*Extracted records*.
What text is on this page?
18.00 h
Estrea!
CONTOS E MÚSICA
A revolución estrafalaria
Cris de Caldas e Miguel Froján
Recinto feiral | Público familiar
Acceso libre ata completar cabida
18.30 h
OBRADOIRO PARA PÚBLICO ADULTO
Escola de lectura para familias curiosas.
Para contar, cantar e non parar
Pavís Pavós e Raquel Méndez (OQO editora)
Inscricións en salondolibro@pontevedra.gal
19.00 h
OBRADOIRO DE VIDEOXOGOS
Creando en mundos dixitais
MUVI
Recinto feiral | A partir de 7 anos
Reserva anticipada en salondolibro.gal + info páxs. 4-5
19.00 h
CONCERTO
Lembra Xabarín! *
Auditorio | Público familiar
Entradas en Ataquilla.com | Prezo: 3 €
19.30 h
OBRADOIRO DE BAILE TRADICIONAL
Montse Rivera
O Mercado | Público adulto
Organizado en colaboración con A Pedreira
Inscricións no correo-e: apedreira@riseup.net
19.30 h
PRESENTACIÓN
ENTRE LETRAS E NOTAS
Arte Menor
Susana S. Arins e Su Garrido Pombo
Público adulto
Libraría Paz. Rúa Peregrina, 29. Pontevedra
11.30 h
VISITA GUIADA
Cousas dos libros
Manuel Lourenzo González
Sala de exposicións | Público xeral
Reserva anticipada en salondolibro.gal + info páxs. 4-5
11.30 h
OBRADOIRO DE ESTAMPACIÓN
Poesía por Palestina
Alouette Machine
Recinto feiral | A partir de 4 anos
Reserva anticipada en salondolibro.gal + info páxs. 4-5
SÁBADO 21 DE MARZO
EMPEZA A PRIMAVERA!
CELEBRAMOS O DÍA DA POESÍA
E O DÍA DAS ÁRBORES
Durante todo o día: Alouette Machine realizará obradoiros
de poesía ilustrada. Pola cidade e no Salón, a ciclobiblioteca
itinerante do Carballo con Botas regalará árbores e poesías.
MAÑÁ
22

*Problem description*. Reproduce the entire listing word for word.

*Expected output*.
What text is on this page?
18.00 h
Estrea!
CONTOS E MÚSICA
A revolución estrafalaria
Cris de Caldas e Miguel Froján
Recinto feiral | Público familiar
Acceso libre ata completar cabida
18.30 h
OBRADOIRO PARA PÚBLICO ADULTO
Escola de lectura para familias curiosas.
Para contar, cantar e non parar
Pavís Pavós e Raquel Méndez (OQO editora)
Inscricións en salondolibro@pontevedra.gal
19.00 h
OBRADOIRO DE VIDEOXOGOS
Creando en mundos dixitais
MUVI
Recinto feiral | A partir de 7 anos
Reserva anticipada en salondolibro.gal + info páxs. 4-5
19.00 h
CONCERTO
Lembra Xabarín! *
Auditorio | Público familiar
Entradas en Ataquilla.com | Prezo: 3 €
19.30 h
OBRADOIRO DE BAILE TRADICIONAL
Montse Rivera
O Mercado | Público adulto
Organizado en colaboración con A Pedreira
Inscricións no correo-e: apedreira@riseup.net
19.30 h
PRESENTACIÓN
ENTRE LETRAS E NOTAS
Arte Menor
Susana S. Arins e Su Garrido Pombo
Público adulto
Libraría Paz. Rúa Peregrina, 29. Pontevedra
11.30 h
VISITA GUIADA
Cousas dos libros
Manuel Lourenzo González
Sala de exposicións | Público xeral
Reserva anticipada en salondolibro.gal + info páxs. 4-5
11.30 h
OBRADOIRO DE ESTAMPACIÓN
Poesía por Palestina
Alouette Machine
Recinto feiral | A partir de 4 anos
Reserva anticipada en salondolibro.gal + info páxs. 4-5
SÁBADO 21 DE MARZO
EMPEZA A PRIMAVERA!
CELEBRAMOS O DÍA DA POESÍA
E O DÍA DAS ÁRBORES
Durante todo o día: Alouette Machine realizará obradoiros
de poesía ilustrada. Pola cidade e no Salón, a ciclobiblioteca
itinerante do Carballo con Botas regalará árbores e poesías.
MAÑÁ
22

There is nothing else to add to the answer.